→ **Exercise prompt**
Set out every line of the records below as a JSON list of strings, with one string per line and no blank lines.

→ **The data**
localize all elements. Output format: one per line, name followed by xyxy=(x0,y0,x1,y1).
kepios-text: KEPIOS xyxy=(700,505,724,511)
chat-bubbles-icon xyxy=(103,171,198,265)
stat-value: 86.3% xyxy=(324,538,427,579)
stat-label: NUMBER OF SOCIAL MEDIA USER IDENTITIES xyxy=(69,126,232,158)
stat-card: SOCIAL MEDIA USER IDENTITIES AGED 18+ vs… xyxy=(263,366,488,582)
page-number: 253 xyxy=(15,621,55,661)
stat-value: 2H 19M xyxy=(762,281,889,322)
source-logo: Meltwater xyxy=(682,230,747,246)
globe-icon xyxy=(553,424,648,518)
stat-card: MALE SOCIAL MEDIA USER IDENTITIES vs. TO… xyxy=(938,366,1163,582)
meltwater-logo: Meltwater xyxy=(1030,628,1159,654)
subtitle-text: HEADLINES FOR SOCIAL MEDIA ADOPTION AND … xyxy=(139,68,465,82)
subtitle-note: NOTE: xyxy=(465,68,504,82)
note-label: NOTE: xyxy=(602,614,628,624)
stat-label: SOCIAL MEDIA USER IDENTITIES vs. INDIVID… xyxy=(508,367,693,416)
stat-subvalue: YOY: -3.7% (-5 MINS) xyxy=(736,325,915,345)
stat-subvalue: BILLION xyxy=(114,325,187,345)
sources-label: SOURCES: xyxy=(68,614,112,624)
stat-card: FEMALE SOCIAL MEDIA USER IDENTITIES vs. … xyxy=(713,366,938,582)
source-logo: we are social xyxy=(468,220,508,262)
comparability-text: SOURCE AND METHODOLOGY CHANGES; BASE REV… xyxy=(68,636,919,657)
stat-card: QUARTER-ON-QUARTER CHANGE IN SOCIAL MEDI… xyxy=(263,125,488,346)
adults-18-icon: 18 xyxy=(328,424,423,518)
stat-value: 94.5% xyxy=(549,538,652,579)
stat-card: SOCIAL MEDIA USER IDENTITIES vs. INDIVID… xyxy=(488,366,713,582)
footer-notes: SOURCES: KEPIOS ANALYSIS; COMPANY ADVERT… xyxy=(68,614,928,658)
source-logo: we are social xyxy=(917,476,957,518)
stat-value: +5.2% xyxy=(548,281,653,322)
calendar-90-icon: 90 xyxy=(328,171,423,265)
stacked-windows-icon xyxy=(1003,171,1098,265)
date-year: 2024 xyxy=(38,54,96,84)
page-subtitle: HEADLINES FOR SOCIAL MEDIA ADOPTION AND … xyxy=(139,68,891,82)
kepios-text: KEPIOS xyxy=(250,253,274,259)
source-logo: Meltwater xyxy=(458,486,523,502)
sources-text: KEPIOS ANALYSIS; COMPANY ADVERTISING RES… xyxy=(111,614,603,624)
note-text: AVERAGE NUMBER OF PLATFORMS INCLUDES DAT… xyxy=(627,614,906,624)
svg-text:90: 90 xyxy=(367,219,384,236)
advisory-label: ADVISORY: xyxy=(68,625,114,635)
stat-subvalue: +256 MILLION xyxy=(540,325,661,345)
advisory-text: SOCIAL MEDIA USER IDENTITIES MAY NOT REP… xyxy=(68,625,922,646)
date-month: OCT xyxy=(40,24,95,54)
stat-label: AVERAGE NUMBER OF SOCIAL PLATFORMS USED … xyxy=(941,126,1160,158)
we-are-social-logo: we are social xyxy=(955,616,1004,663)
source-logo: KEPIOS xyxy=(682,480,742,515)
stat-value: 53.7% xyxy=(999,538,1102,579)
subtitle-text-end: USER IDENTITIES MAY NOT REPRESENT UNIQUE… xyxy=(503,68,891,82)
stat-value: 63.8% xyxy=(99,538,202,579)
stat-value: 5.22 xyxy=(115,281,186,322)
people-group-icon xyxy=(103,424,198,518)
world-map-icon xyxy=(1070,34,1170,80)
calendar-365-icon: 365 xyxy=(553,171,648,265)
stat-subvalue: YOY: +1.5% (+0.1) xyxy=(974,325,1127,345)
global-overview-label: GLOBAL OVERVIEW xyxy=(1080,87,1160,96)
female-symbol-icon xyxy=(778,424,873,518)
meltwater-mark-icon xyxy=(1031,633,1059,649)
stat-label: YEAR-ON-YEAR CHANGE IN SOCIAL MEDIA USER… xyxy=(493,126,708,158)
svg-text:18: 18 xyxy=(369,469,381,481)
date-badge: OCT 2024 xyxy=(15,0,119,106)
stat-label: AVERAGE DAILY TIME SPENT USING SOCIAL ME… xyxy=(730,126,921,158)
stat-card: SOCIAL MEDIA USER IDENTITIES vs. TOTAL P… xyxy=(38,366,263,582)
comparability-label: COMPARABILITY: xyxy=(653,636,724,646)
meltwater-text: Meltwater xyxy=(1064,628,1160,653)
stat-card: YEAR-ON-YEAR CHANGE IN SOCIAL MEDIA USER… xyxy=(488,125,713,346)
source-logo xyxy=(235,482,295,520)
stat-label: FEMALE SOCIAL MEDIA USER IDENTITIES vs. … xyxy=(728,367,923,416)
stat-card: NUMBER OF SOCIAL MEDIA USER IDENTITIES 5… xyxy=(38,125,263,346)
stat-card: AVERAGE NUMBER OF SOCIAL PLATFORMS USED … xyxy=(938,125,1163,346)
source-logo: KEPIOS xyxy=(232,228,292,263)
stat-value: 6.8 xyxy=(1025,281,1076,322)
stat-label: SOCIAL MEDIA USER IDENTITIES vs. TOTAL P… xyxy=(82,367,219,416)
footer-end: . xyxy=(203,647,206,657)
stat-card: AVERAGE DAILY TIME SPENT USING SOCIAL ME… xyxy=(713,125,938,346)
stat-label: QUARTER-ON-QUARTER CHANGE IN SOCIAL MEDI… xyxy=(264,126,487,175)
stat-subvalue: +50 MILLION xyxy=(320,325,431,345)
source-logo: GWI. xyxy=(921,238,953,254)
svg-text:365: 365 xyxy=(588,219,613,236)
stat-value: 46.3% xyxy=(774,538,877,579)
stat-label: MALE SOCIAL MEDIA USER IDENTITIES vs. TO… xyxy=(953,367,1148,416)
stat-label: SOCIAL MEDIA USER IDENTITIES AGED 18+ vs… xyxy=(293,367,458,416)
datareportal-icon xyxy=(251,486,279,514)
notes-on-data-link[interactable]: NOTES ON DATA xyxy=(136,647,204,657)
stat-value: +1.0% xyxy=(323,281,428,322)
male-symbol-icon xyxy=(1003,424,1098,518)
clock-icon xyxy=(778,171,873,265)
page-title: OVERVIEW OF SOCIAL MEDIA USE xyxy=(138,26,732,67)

→ **Written response**
[
  "localize all elements. Output format: one per line, name followed by xyxy=(x0,y0,x1,y1).",
  "kepios-text: KEPIOS xyxy=(700,505,724,511)",
  "chat-bubbles-icon xyxy=(103,171,198,265)",
  "stat-value: 86.3% xyxy=(324,538,427,579)",
  "stat-label: NUMBER OF SOCIAL MEDIA USER IDENTITIES xyxy=(69,126,232,158)",
  "stat-card: SOCIAL MEDIA USER IDENTITIES AGED 18+ vs… xyxy=(263,366,488,582)",
  "page-number: 253 xyxy=(15,621,55,661)",
  "stat-value: 2H 19M xyxy=(762,281,889,322)",
  "source-logo: Meltwater xyxy=(682,230,747,246)",
  "globe-icon xyxy=(553,424,648,518)",
  "stat-card: MALE SOCIAL MEDIA USER IDENTITIES vs. TO… xyxy=(938,366,1163,582)",
  "meltwater-logo: Meltwater xyxy=(1030,628,1159,654)",
  "subtitle-text: HEADLINES FOR SOCIAL MEDIA ADOPTION AND … xyxy=(139,68,465,82)",
  "subtitle-note: NOTE: xyxy=(465,68,504,82)",
  "note-label: NOTE: xyxy=(602,614,628,624)",
  "stat-label: SOCIAL MEDIA USER IDENTITIES vs. INDIVID… xyxy=(508,367,693,416)",
  "stat-subvalue: YOY: -3.7% (-5 MINS) xyxy=(736,325,915,345)",
  "stat-subvalue: BILLION xyxy=(114,325,187,345)",
  "sources-label: SOURCES: xyxy=(68,614,112,624)",
  "stat-card: FEMALE SOCIAL MEDIA USER IDENTITIES vs. … xyxy=(713,366,938,582)",
  "source-logo: we are social xyxy=(468,220,508,262)",
  "comparability-text: SOURCE AND METHODOLOGY CHANGES; BASE REV… xyxy=(68,636,919,657)",
  "stat-card: QUARTER-ON-QUARTER CHANGE IN SOCIAL MEDI… xyxy=(263,125,488,346)",
  "adults-18-icon: 18 xyxy=(328,424,423,518)",
  "stat-value: 94.5% xyxy=(549,538,652,579)",
  "stat-card: SOCIAL MEDIA USER IDENTITIES vs. INDIVID… xyxy=(488,366,713,582)",
  "footer-notes: SOURCES: KEPIOS ANALYSIS; COMPANY ADVERT… xyxy=(68,614,928,658)",
  "source-logo: we are social xyxy=(917,476,957,518)",
  "stat-value: +5.2% xyxy=(548,281,653,322)",
  "calendar-90-icon: 90 xyxy=(328,171,423,265)",
  "stacked-windows-icon xyxy=(1003,171,1098,265)",
  "date-year: 2024 xyxy=(38,54,96,84)",
  "page-subtitle: HEADLINES FOR SOCIAL MEDIA ADOPTION AND … xyxy=(139,68,891,82)",
  "kepios-text: KEPIOS xyxy=(250,253,274,259)",
  "source-logo: Meltwater xyxy=(458,486,523,502)",
  "sources-text: KEPIOS ANALYSIS; COMPANY ADVERTISING RES… xyxy=(111,614,603,624)",
  "note-text: AVERAGE NUMBER OF PLATFORMS INCLUDES DAT… xyxy=(627,614,906,624)",
  "svg-text:90: 90 xyxy=(367,219,384,236)",
  "advisory-label: ADVISORY: xyxy=(68,625,114,635)",
  "stat-subvalue: +256 MILLION xyxy=(540,325,661,345)",
  "advisory-text: SOCIAL MEDIA USER IDENTITIES MAY NOT REP… xyxy=(68,625,922,646)",
  "date-month: OCT xyxy=(40,24,95,54)",
  "stat-label: AVERAGE NUMBER OF SOCIAL PLATFORMS USED … xyxy=(941,126,1160,158)",
  "we-are-social-logo: we are social xyxy=(955,616,1004,663)",
  "source-logo: KEPIOS xyxy=(682,480,742,515)",
  "stat-value: 53.7% xyxy=(999,538,1102,579)",
  "subtitle-text-end: USER IDENTITIES MAY NOT REPRESENT UNIQUE… xyxy=(503,68,891,82)",
  "stat-value: 63.8% xyxy=(99,538,202,579)",
  "stat-value: 5.22 xyxy=(115,281,186,322)",
  "people-group-icon xyxy=(103,424,198,518)",
  "world-map-icon xyxy=(1070,34,1170,80)",
  "calendar-365-icon: 365 xyxy=(553,171,648,265)",
  "stat-subvalue: YOY: +1.5% (+0.1) xyxy=(974,325,1127,345)",
  "global-overview-label: GLOBAL OVERVIEW xyxy=(1080,87,1160,96)",
  "female-symbol-icon xyxy=(778,424,873,518)",
  "meltwater-mark-icon xyxy=(1031,633,1059,649)",
  "stat-label: YEAR-ON-YEAR CHANGE IN SOCIAL MEDIA USER… xyxy=(493,126,708,158)",
  "svg-text:18: 18 xyxy=(369,469,381,481)",
  "date-badge: OCT 2024 xyxy=(15,0,119,106)",
  "stat-label: AVERAGE DAILY TIME SPENT USING SOCIAL ME… xyxy=(730,126,921,158)",
  "stat-card: SOCIAL MEDIA USER IDENTITIES vs. TOTAL P… xyxy=(38,366,263,582)",
  "comparability-label: COMPARABILITY: xyxy=(653,636,724,646)",
  "meltwater-text: Meltwater xyxy=(1064,628,1160,653)",
  "stat-card: YEAR-ON-YEAR CHANGE IN SOCIAL MEDIA USER… xyxy=(488,125,713,346)",
  "source-logo xyxy=(235,482,295,520)",
  "stat-label: FEMALE SOCIAL MEDIA USER IDENTITIES vs. … xyxy=(728,367,923,416)",
  "stat-card: NUMBER OF SOCIAL MEDIA USER IDENTITIES 5… xyxy=(38,125,263,346)",
  "stat-card: AVERAGE NUMBER OF SOCIAL PLATFORMS USED … xyxy=(938,125,1163,346)",
  "source-logo: KEPIOS xyxy=(232,228,292,263)",
  "stat-value: 6.8 xyxy=(1025,281,1076,322)",
  "stat-label: SOCIAL MEDIA USER IDENTITIES vs. TOTAL P… xyxy=(82,367,219,416)",
  "footer-end: . xyxy=(203,647,206,657)",
  "stat-card: AVERAGE DAILY TIME SPENT USING SOCIAL ME… xyxy=(713,125,938,346)",
  "stat-label: QUARTER-ON-QUARTER CHANGE IN SOCIAL MEDI… xyxy=(264,126,487,175)",
  "stat-subvalue: +50 MILLION xyxy=(320,325,431,345)",
  "source-logo: GWI. xyxy=(921,238,953,254)",
  "svg-text:365: 365 xyxy=(588,219,613,236)",
  "stat-value: 46.3% xyxy=(774,538,877,579)",
  "stat-label: MALE SOCIAL MEDIA USER IDENTITIES vs. TO… xyxy=(953,367,1148,416)",
  "stat-label: SOCIAL MEDIA USER IDENTITIES AGED 18+ vs… xyxy=(293,367,458,416)",
  "datareportal-icon xyxy=(251,486,279,514)",
  "notes-on-data-link[interactable]: NOTES ON DATA xyxy=(136,647,204,657)",
  "stat-value: +1.0% xyxy=(323,281,428,322)",
  "male-symbol-icon xyxy=(1003,424,1098,518)",
  "clock-icon xyxy=(778,171,873,265)",
  "page-title: OVERVIEW OF SOCIAL MEDIA USE xyxy=(138,26,732,67)"
]